** DATA IN THIS EXERCISE **
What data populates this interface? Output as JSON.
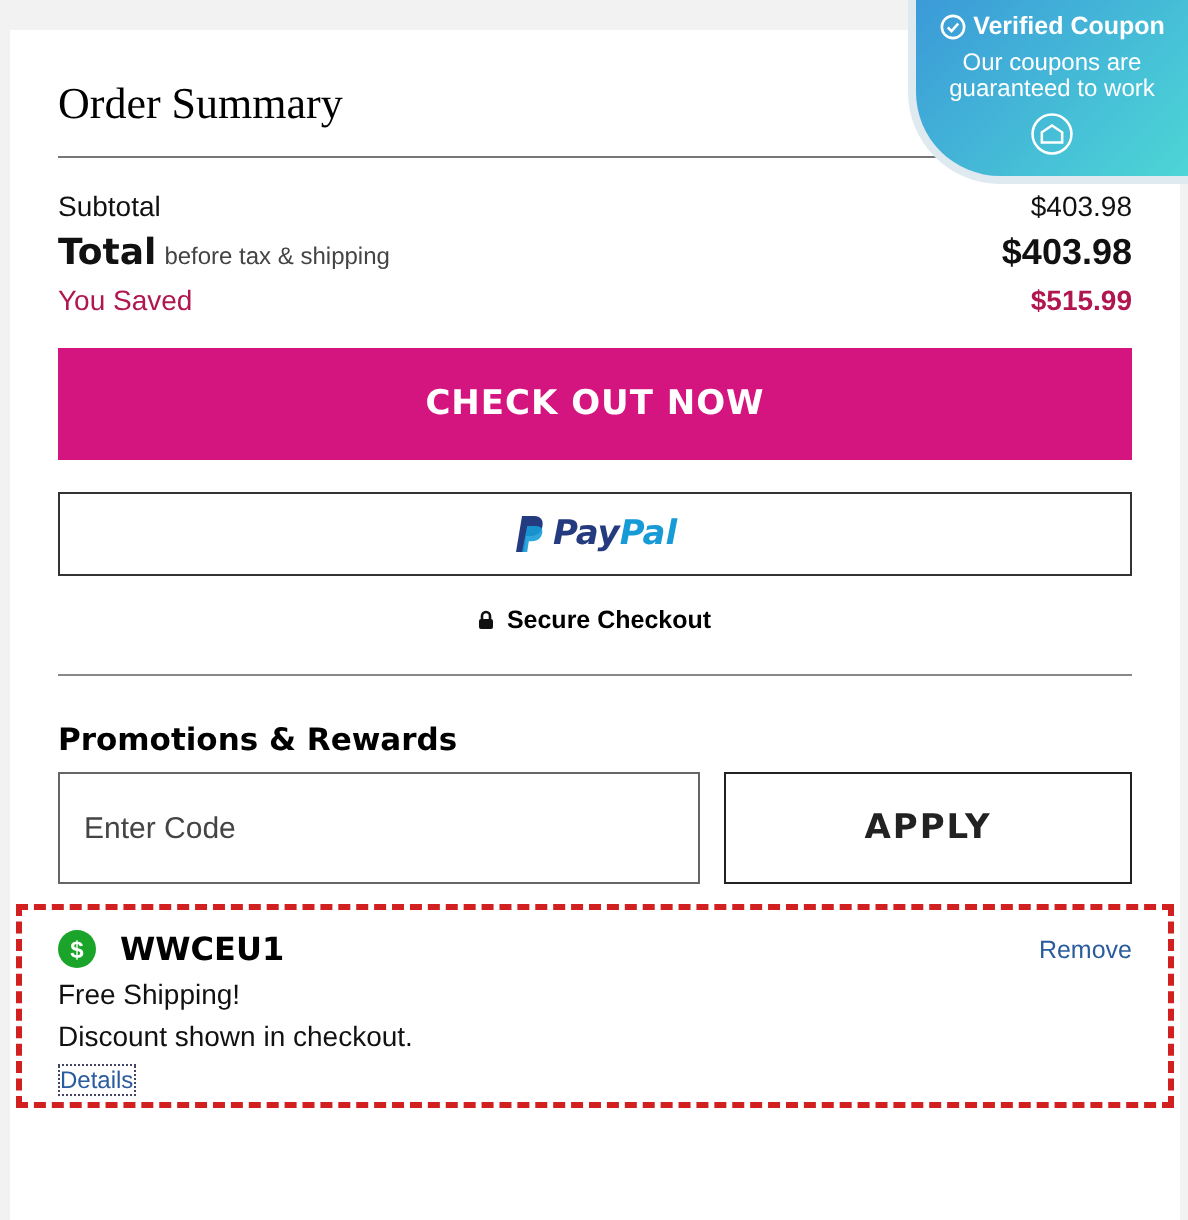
{
  "badge": {
    "title": "Verified Coupon",
    "text": "Our coupons are guaranteed to work"
  },
  "summary": {
    "title": "Order Summary",
    "rows": [
      {
        "kind": "subtotal",
        "label": "Subtotal",
        "value": "$403.98"
      },
      {
        "kind": "total",
        "label": "Total",
        "note": "before tax & shipping",
        "value": "$403.98"
      },
      {
        "kind": "saved",
        "label": "You Saved",
        "value": "$515.99"
      }
    ]
  },
  "checkout_button": "CHECK OUT NOW",
  "paypal_button": {
    "parts": [
      "Pay",
      "Pal"
    ]
  },
  "secure_note": "Secure Checkout",
  "promotions": {
    "title": "Promotions & Rewards",
    "placeholder": "Enter Code",
    "apply_button": "APPLY"
  },
  "coupon": {
    "icon": "$",
    "code": "WWCEU1",
    "remove": "Remove",
    "lines": [
      "Free Shipping!",
      "Discount shown in checkout."
    ],
    "details": "Details"
  }
}
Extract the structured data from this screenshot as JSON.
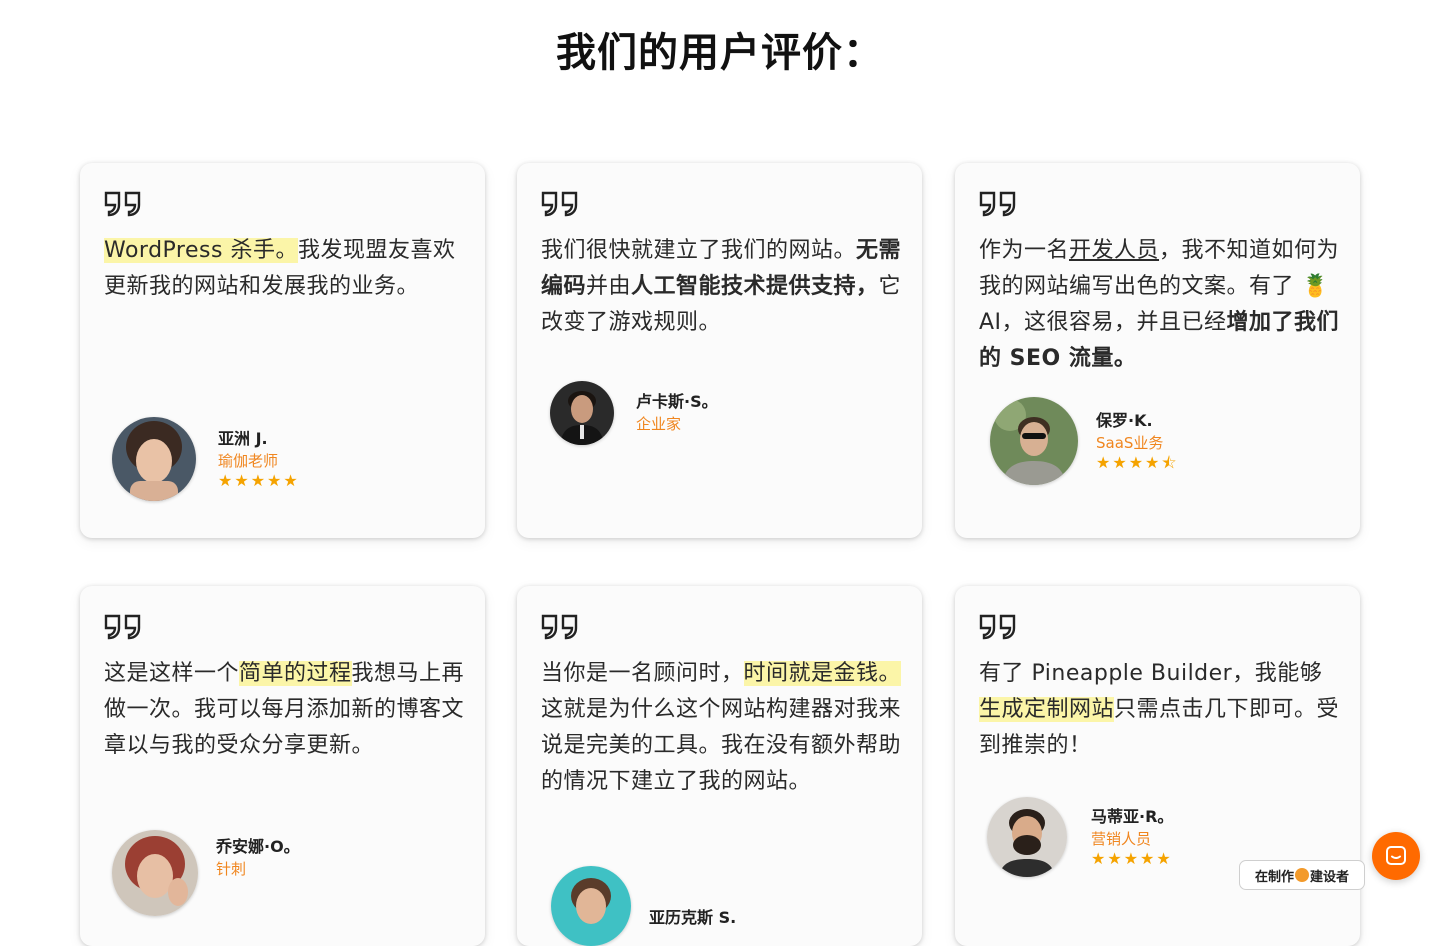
{
  "page": {
    "title": "我们的用户评价："
  },
  "testimonials": [
    {
      "segments": [
        {
          "t": "WordPress 杀手。",
          "s": "hl"
        },
        {
          "t": "我发现盟友喜欢更新我的网站和发展我的业务。",
          "s": ""
        }
      ],
      "author": "亚洲 J.",
      "role": "瑜伽老师",
      "stars": "★★★★★"
    },
    {
      "segments": [
        {
          "t": "我们很快就建立了我们的网站。",
          "s": ""
        },
        {
          "t": "无需编码",
          "s": "b"
        },
        {
          "t": "并由",
          "s": ""
        },
        {
          "t": "人工智能技术提供支持，",
          "s": "b"
        },
        {
          "t": "它改变了游戏规则。",
          "s": ""
        }
      ],
      "author": "卢卡斯·S。",
      "role": "企业家",
      "stars": ""
    },
    {
      "segments": [
        {
          "t": "作为一名",
          "s": ""
        },
        {
          "t": "开发人员",
          "s": "u"
        },
        {
          "t": "，我不知道如何为我的网站编写出色的文案。有了 🍍 AI，这很容易，并且已经",
          "s": ""
        },
        {
          "t": "增加了我们的 SEO 流量。",
          "s": "b"
        }
      ],
      "author": "保罗·K.",
      "role": "SaaS业务",
      "stars": "★★★★⯪"
    },
    {
      "segments": [
        {
          "t": "这是这样一个",
          "s": ""
        },
        {
          "t": "简单的过程",
          "s": "hl"
        },
        {
          "t": "我想马上再做一次。我可以每月添加新的博客文章以与我的受众分享更新。",
          "s": ""
        }
      ],
      "author": "乔安娜·O。",
      "role": "针刺",
      "stars": ""
    },
    {
      "segments": [
        {
          "t": "当你是一名顾问时，",
          "s": ""
        },
        {
          "t": "时间就是金钱。",
          "s": "hl"
        },
        {
          "t": " 这就是为什么这个网站构建器对我来说是完美的工具。我在没有额外帮助的情况下建立了我的网站。",
          "s": ""
        }
      ],
      "author": "亚历克斯 S.",
      "role": "",
      "stars": ""
    },
    {
      "segments": [
        {
          "t": "有了 Pineapple Builder，我能够",
          "s": ""
        },
        {
          "t": "生成定制网站",
          "s": "hl"
        },
        {
          "t": "只需点击几下即可。受到推崇的！",
          "s": ""
        }
      ],
      "author": "马蒂亚·R。",
      "role": "营销人员",
      "stars": "★★★★★"
    }
  ],
  "badge": {
    "prefix": "在制作",
    "suffix": "建设者"
  },
  "colors": {
    "accent": "#f0861f",
    "star": "#f5a300",
    "highlight": "#fbf5a8",
    "chat": "#ff6a00"
  }
}
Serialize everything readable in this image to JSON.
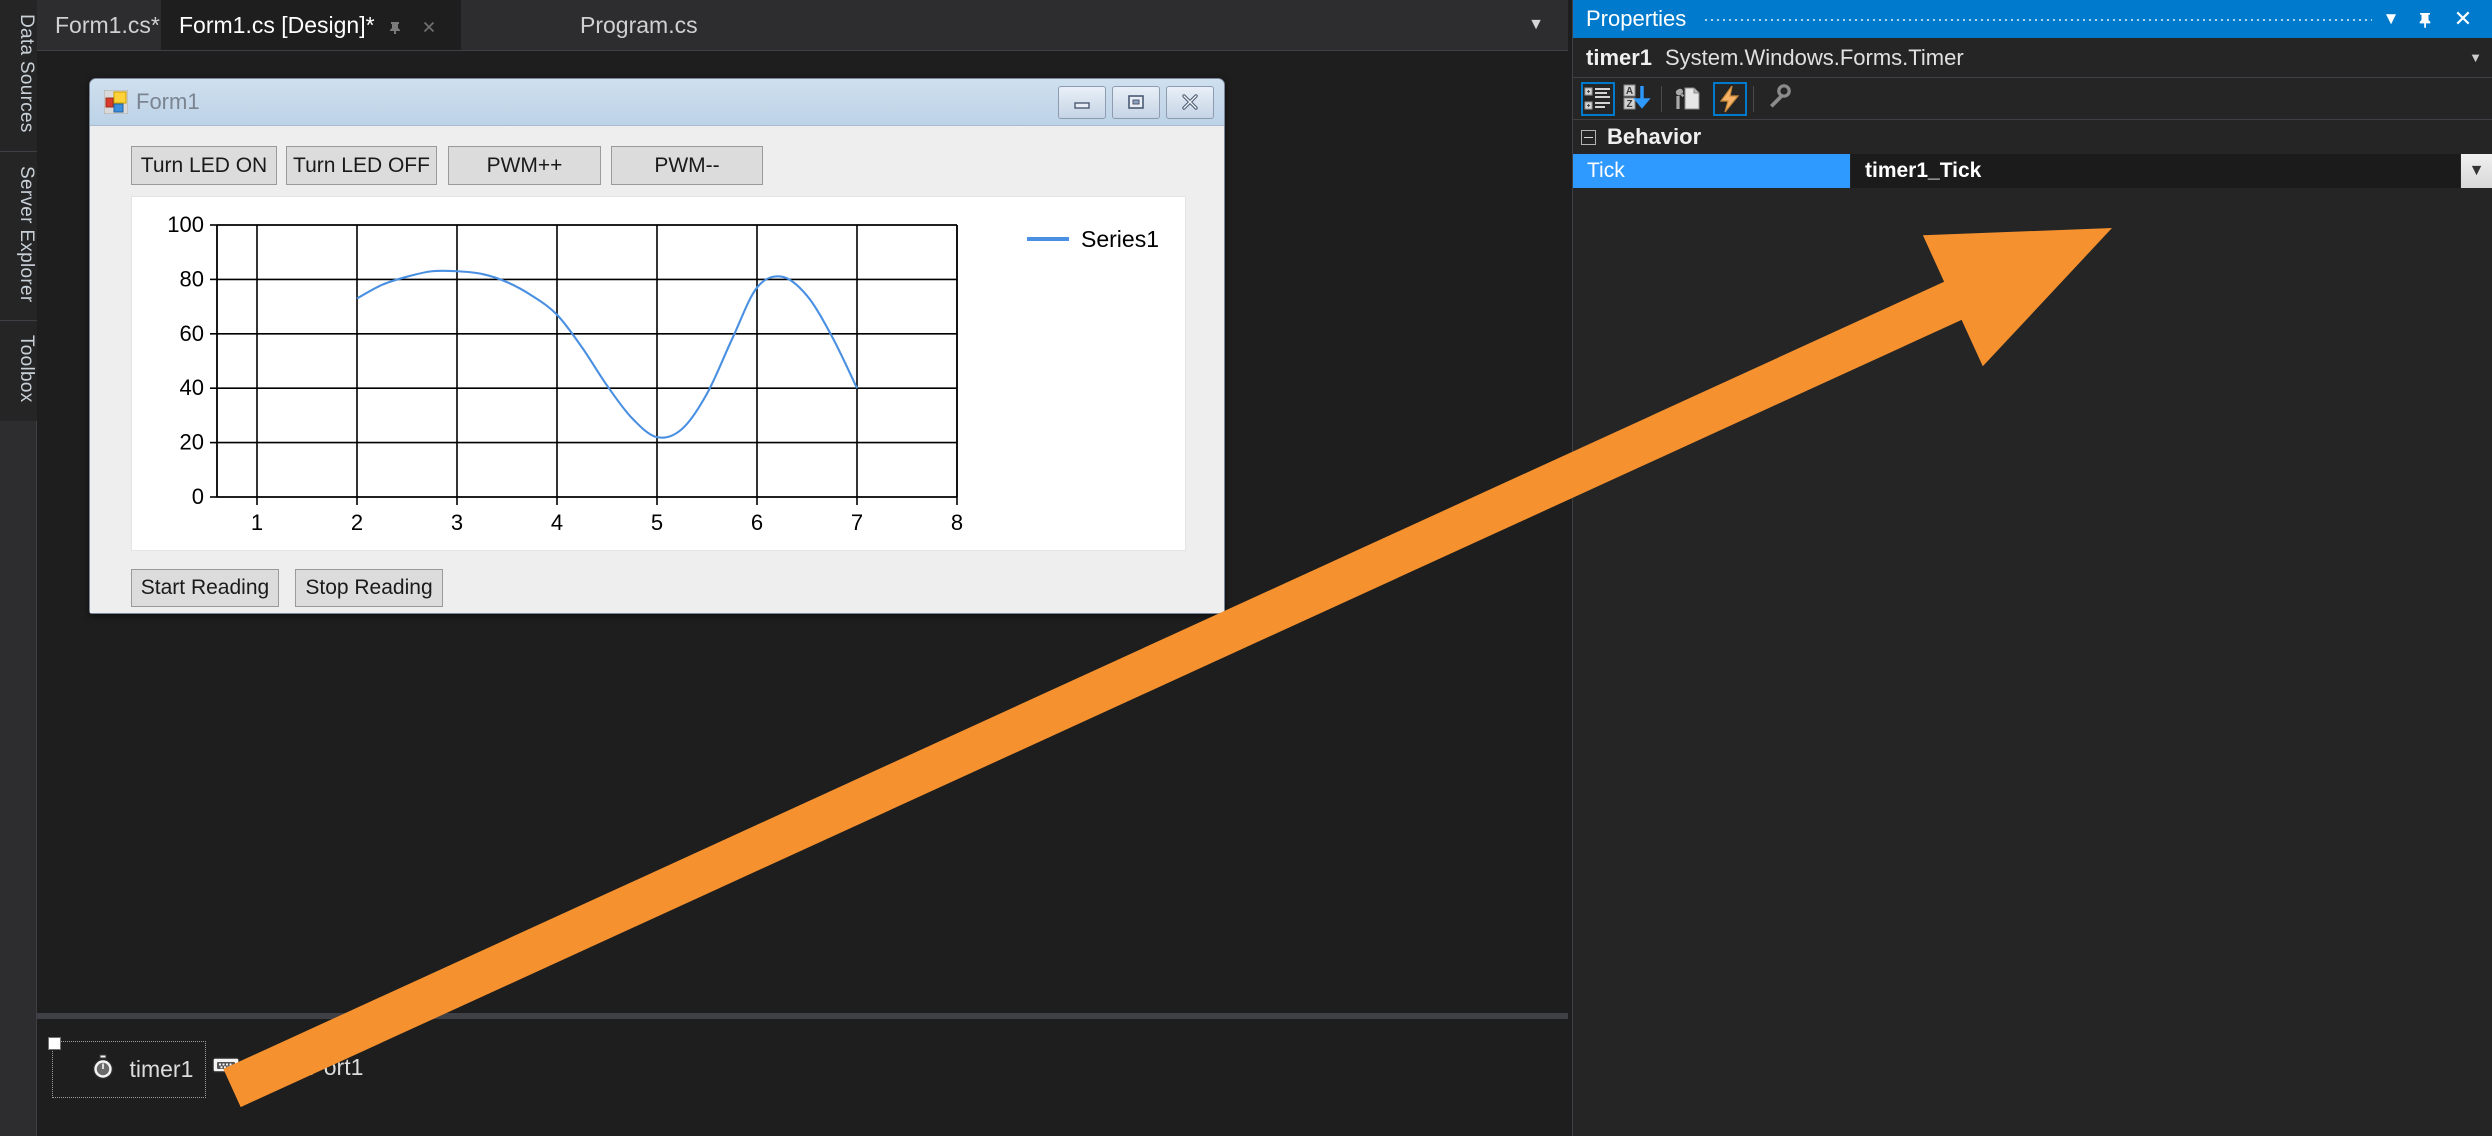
{
  "left_strip": {
    "tabs": [
      {
        "label": "Data Sources"
      },
      {
        "label": "Server Explorer"
      },
      {
        "label": "Toolbox"
      }
    ]
  },
  "tabbar": {
    "tabs": [
      {
        "label": "Form1.cs*",
        "active": false
      },
      {
        "label": "Form1.cs [Design]*",
        "active": true
      },
      {
        "label": "Program.cs",
        "active": false
      }
    ],
    "pin_icon": "pin-icon",
    "close_icon": "close-icon",
    "overflow_icon": "chevron-down-icon"
  },
  "form": {
    "title": "Form1",
    "icon": "windows-form-icon",
    "minimize_icon": "minimize-icon",
    "maximize_icon": "maximize-icon",
    "close_icon": "close-icon",
    "top_buttons": [
      {
        "label": "Turn LED ON"
      },
      {
        "label": "Turn LED OFF"
      },
      {
        "label": "PWM++"
      },
      {
        "label": "PWM--"
      }
    ],
    "bottom_buttons": [
      {
        "label": "Start Reading"
      },
      {
        "label": "Stop Reading"
      }
    ]
  },
  "chart_data": {
    "type": "line",
    "title": "",
    "xlabel": "",
    "ylabel": "",
    "legend": [
      "Series1"
    ],
    "legend_position": "top-right",
    "series_color": "#4a90e2",
    "grid": true,
    "xlim": [
      0.6,
      8.0
    ],
    "ylim": [
      0,
      100
    ],
    "xticks": [
      1,
      2,
      3,
      4,
      5,
      6,
      7,
      8
    ],
    "yticks": [
      0,
      20,
      40,
      60,
      80,
      100
    ],
    "series": [
      {
        "name": "Series1",
        "x": [
          2.0,
          2.25,
          2.5,
          2.75,
          3.0,
          3.25,
          3.5,
          3.75,
          4.0,
          4.25,
          4.5,
          4.75,
          5.0,
          5.25,
          5.5,
          5.75,
          6.0,
          6.25,
          6.5,
          6.75,
          7.0
        ],
        "y": [
          73,
          78,
          81,
          83,
          83,
          82,
          79,
          74,
          67,
          55,
          41,
          29,
          22,
          25,
          38,
          58,
          77,
          81,
          74,
          59,
          40
        ]
      }
    ]
  },
  "tray": {
    "items": [
      {
        "label": "timer1",
        "icon": "timer-icon",
        "selected": true
      },
      {
        "label": "serialPort1",
        "icon": "serial-port-icon",
        "selected": false
      }
    ]
  },
  "properties": {
    "panel_title": "Properties",
    "menu_icon": "chevron-down-icon",
    "pin_icon": "pin-icon",
    "close_icon": "close-icon",
    "object_name": "timer1",
    "object_type": "System.Windows.Forms.Timer",
    "object_chevron_icon": "chevron-down-icon",
    "toolbar": [
      {
        "name": "categorized-icon",
        "selected": true
      },
      {
        "name": "alphabetical-sort-icon",
        "selected": false
      },
      {
        "name": "properties-icon",
        "selected": false
      },
      {
        "name": "events-icon",
        "selected": true
      },
      {
        "name": "property-pages-icon",
        "selected": false
      }
    ],
    "category": "Behavior",
    "rows": [
      {
        "name": "Tick",
        "value": "timer1_Tick",
        "selected": true
      }
    ],
    "value_dropdown_icon": "chevron-down-icon"
  },
  "annotation": {
    "arrow_color": "#f5912e",
    "arrow_name": "orange-pointer-arrow"
  }
}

** WHAT IS EXPECTED **
Restate the data above word for word. Skip every picture.

** CORRECT OUTPUT **
What data populates this interface? Output as JSON.
{
  "badge": {
    "title": "Verified Coupon",
    "text": "Our coupons are guaranteed to work"
  },
  "summary": {
    "title": "Order Summary",
    "rows": [
      {
        "kind": "subtotal",
        "label": "Subtotal",
        "value": "$403.98"
      },
      {
        "kind": "total",
        "label": "Total",
        "note": "before tax & shipping",
        "value": "$403.98"
      },
      {
        "kind": "saved",
        "label": "You Saved",
        "value": "$515.99"
      }
    ]
  },
  "checkout_button": "CHECK OUT NOW",
  "paypal_button": {
    "parts": [
      "Pay",
      "Pal"
    ]
  },
  "secure_note": "Secure Checkout",
  "promotions": {
    "title": "Promotions & Rewards",
    "placeholder": "Enter Code",
    "apply_button": "APPLY"
  },
  "coupon": {
    "icon": "$",
    "code": "WWCEU1",
    "remove": "Remove",
    "lines": [
      "Free Shipping!",
      "Discount shown in checkout."
    ],
    "details": "Details"
  }
}
Extract the structured data from this screenshot as JSON.
{
  "page": {
    "title": "我们的用户评价："
  },
  "testimonials": [
    {
      "segments": [
        {
          "t": "WordPress 杀手。",
          "s": "hl"
        },
        {
          "t": "我发现盟友喜欢更新我的网站和发展我的业务。",
          "s": ""
        }
      ],
      "author": "亚洲 J.",
      "role": "瑜伽老师",
      "stars": "★★★★★"
    },
    {
      "segments": [
        {
          "t": "我们很快就建立了我们的网站。",
          "s": ""
        },
        {
          "t": "无需编码",
          "s": "b"
        },
        {
          "t": "并由",
          "s": ""
        },
        {
          "t": "人工智能技术提供支持，",
          "s": "b"
        },
        {
          "t": "它改变了游戏规则。",
          "s": ""
        }
      ],
      "author": "卢卡斯·S。",
      "role": "企业家",
      "stars": ""
    },
    {
      "segments": [
        {
          "t": "作为一名",
          "s": ""
        },
        {
          "t": "开发人员",
          "s": "u"
        },
        {
          "t": "，我不知道如何为我的网站编写出色的文案。有了 🍍 AI，这很容易，并且已经",
          "s": ""
        },
        {
          "t": "增加了我们的 SEO 流量。",
          "s": "b"
        }
      ],
      "author": "保罗·K.",
      "role": "SaaS业务",
      "stars": "★★★★⯪"
    },
    {
      "segments": [
        {
          "t": "这是这样一个",
          "s": ""
        },
        {
          "t": "简单的过程",
          "s": "hl"
        },
        {
          "t": "我想马上再做一次。我可以每月添加新的博客文章以与我的受众分享更新。",
          "s": ""
        }
      ],
      "author": "乔安娜·O。",
      "role": "针刺",
      "stars": ""
    },
    {
      "segments": [
        {
          "t": "当你是一名顾问时，",
          "s": ""
        },
        {
          "t": "时间就是金钱。",
          "s": "hl"
        },
        {
          "t": " 这就是为什么这个网站构建器对我来说是完美的工具。我在没有额外帮助的情况下建立了我的网站。",
          "s": ""
        }
      ],
      "author": "亚历克斯 S.",
      "role": "",
      "stars": ""
    },
    {
      "segments": [
        {
          "t": "有了 Pineapple Builder，我能够",
          "s": ""
        },
        {
          "t": "生成定制网站",
          "s": "hl"
        },
        {
          "t": "只需点击几下即可。受到推崇的！",
          "s": ""
        }
      ],
      "author": "马蒂亚·R。",
      "role": "营销人员",
      "stars": "★★★★★"
    }
  ],
  "badge": {
    "prefix": "在制作",
    "suffix": "建设者"
  },
  "colors": {
    "accent": "#f0861f",
    "star": "#f5a300",
    "highlight": "#fbf5a8",
    "chat": "#ff6a00"
  }
}
Serialize everything readable in this image to JSON.
{
  "left_strip": {
    "tabs": [
      {
        "label": "Data Sources"
      },
      {
        "label": "Server Explorer"
      },
      {
        "label": "Toolbox"
      }
    ]
  },
  "tabbar": {
    "tabs": [
      {
        "label": "Form1.cs*",
        "active": false
      },
      {
        "label": "Form1.cs [Design]*",
        "active": true
      },
      {
        "label": "Program.cs",
        "active": false
      }
    ],
    "pin_icon": "pin-icon",
    "close_icon": "close-icon",
    "overflow_icon": "chevron-down-icon"
  },
  "form": {
    "title": "Form1",
    "icon": "windows-form-icon",
    "minimize_icon": "minimize-icon",
    "maximize_icon": "maximize-icon",
    "close_icon": "close-icon",
    "top_buttons": [
      {
        "label": "Turn LED ON"
      },
      {
        "label": "Turn LED OFF"
      },
      {
        "label": "PWM++"
      },
      {
        "label": "PWM--"
      }
    ],
    "bottom_buttons": [
      {
        "label": "Start Reading"
      },
      {
        "label": "Stop Reading"
      }
    ]
  },
  "chart_data": {
    "type": "line",
    "title": "",
    "xlabel": "",
    "ylabel": "",
    "legend": [
      "Series1"
    ],
    "legend_position": "top-right",
    "series_color": "#4a90e2",
    "grid": true,
    "xlim": [
      0.6,
      8.0
    ],
    "ylim": [
      0,
      100
    ],
    "xticks": [
      1,
      2,
      3,
      4,
      5,
      6,
      7,
      8
    ],
    "yticks": [
      0,
      20,
      40,
      60,
      80,
      100
    ],
    "series": [
      {
        "name": "Series1",
        "x": [
          2.0,
          2.25,
          2.5,
          2.75,
          3.0,
          3.25,
          3.5,
          3.75,
          4.0,
          4.25,
          4.5,
          4.75,
          5.0,
          5.25,
          5.5,
          5.75,
          6.0,
          6.25,
          6.5,
          6.75,
          7.0
        ],
        "y": [
          73,
          78,
          81,
          83,
          83,
          82,
          79,
          74,
          67,
          55,
          41,
          29,
          22,
          25,
          38,
          58,
          77,
          81,
          74,
          59,
          40
        ]
      }
    ]
  },
  "tray": {
    "items": [
      {
        "label": "timer1",
        "icon": "timer-icon",
        "selected": true
      },
      {
        "label": "serialPort1",
        "icon": "serial-port-icon",
        "selected": false
      }
    ]
  },
  "properties": {
    "panel_title": "Properties",
    "menu_icon": "chevron-down-icon",
    "pin_icon": "pin-icon",
    "close_icon": "close-icon",
    "object_name": "timer1",
    "object_type": "System.Windows.Forms.Timer",
    "object_chevron_icon": "chevron-down-icon",
    "toolbar": [
      {
        "name": "categorized-icon",
        "selected": true
      },
      {
        "name": "alphabetical-sort-icon",
        "selected": false
      },
      {
        "name": "properties-icon",
        "selected": false
      },
      {
        "name": "events-icon",
        "selected": true
      },
      {
        "name": "property-pages-icon",
        "selected": false
      }
    ],
    "category": "Behavior",
    "rows": [
      {
        "name": "Tick",
        "value": "timer1_Tick",
        "selected": true
      }
    ],
    "value_dropdown_icon": "chevron-down-icon"
  },
  "annotation": {
    "arrow_color": "#f5912e",
    "arrow_name": "orange-pointer-arrow"
  }
}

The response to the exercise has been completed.